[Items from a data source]
----------

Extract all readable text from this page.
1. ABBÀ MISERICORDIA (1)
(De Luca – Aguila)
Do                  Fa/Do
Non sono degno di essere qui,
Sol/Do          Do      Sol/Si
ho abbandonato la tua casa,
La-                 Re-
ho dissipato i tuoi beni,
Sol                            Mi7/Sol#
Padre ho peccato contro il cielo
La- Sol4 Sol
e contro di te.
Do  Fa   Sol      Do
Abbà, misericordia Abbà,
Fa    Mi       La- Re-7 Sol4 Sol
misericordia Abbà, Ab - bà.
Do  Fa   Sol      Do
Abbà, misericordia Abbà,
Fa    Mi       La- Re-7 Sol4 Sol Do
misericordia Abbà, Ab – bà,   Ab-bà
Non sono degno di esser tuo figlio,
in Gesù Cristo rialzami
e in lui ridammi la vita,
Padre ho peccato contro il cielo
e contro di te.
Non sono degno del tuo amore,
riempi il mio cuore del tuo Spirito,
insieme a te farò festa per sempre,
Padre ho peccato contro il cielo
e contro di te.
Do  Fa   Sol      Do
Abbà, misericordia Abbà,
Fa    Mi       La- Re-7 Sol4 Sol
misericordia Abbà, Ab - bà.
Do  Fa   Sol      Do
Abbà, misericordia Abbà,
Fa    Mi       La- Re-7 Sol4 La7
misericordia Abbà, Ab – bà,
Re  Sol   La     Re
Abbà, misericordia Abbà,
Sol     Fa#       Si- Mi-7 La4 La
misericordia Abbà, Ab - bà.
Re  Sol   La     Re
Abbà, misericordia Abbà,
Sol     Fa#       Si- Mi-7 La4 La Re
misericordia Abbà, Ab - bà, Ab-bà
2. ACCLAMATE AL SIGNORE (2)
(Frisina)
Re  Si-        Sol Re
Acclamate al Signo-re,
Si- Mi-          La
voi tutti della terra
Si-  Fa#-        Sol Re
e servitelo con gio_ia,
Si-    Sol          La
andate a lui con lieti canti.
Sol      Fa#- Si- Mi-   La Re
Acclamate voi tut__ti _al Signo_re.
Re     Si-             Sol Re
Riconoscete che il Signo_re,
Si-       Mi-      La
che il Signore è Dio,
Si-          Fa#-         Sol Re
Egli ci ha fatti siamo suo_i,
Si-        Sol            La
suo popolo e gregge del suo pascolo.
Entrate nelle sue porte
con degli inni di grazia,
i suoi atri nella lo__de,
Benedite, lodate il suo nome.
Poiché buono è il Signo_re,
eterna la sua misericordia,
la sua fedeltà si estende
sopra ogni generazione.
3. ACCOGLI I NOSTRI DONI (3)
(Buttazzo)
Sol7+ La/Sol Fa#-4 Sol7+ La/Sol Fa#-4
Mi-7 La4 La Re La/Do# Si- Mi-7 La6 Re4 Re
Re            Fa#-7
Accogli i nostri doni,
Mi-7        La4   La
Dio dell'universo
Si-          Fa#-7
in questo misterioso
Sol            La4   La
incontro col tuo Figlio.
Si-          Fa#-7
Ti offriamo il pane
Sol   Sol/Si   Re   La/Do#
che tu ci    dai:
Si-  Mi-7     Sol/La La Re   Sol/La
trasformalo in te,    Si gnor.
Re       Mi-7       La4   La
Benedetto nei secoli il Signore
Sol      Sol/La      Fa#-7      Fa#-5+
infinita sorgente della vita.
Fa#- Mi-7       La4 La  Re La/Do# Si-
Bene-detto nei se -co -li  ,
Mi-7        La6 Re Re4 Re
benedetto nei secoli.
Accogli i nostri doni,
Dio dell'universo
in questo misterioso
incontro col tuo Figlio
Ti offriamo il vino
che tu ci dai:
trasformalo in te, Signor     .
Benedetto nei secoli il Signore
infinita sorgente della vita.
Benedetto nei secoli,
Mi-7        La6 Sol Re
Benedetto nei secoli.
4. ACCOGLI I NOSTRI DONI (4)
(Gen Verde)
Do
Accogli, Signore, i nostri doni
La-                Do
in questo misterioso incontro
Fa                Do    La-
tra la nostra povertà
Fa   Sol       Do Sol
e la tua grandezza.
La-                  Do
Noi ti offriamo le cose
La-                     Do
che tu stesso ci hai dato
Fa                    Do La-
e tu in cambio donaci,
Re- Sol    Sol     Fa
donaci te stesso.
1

----------

WHAT YOU WILL DO. Copy all the lines above that hold the string "secoli".

EXPECTED ANSWER.
Benedetto nei secoli il Signore
benedetto nei secoli.
Benedetto nei secoli il Signore
Benedetto nei secoli,
Benedetto nei secoli.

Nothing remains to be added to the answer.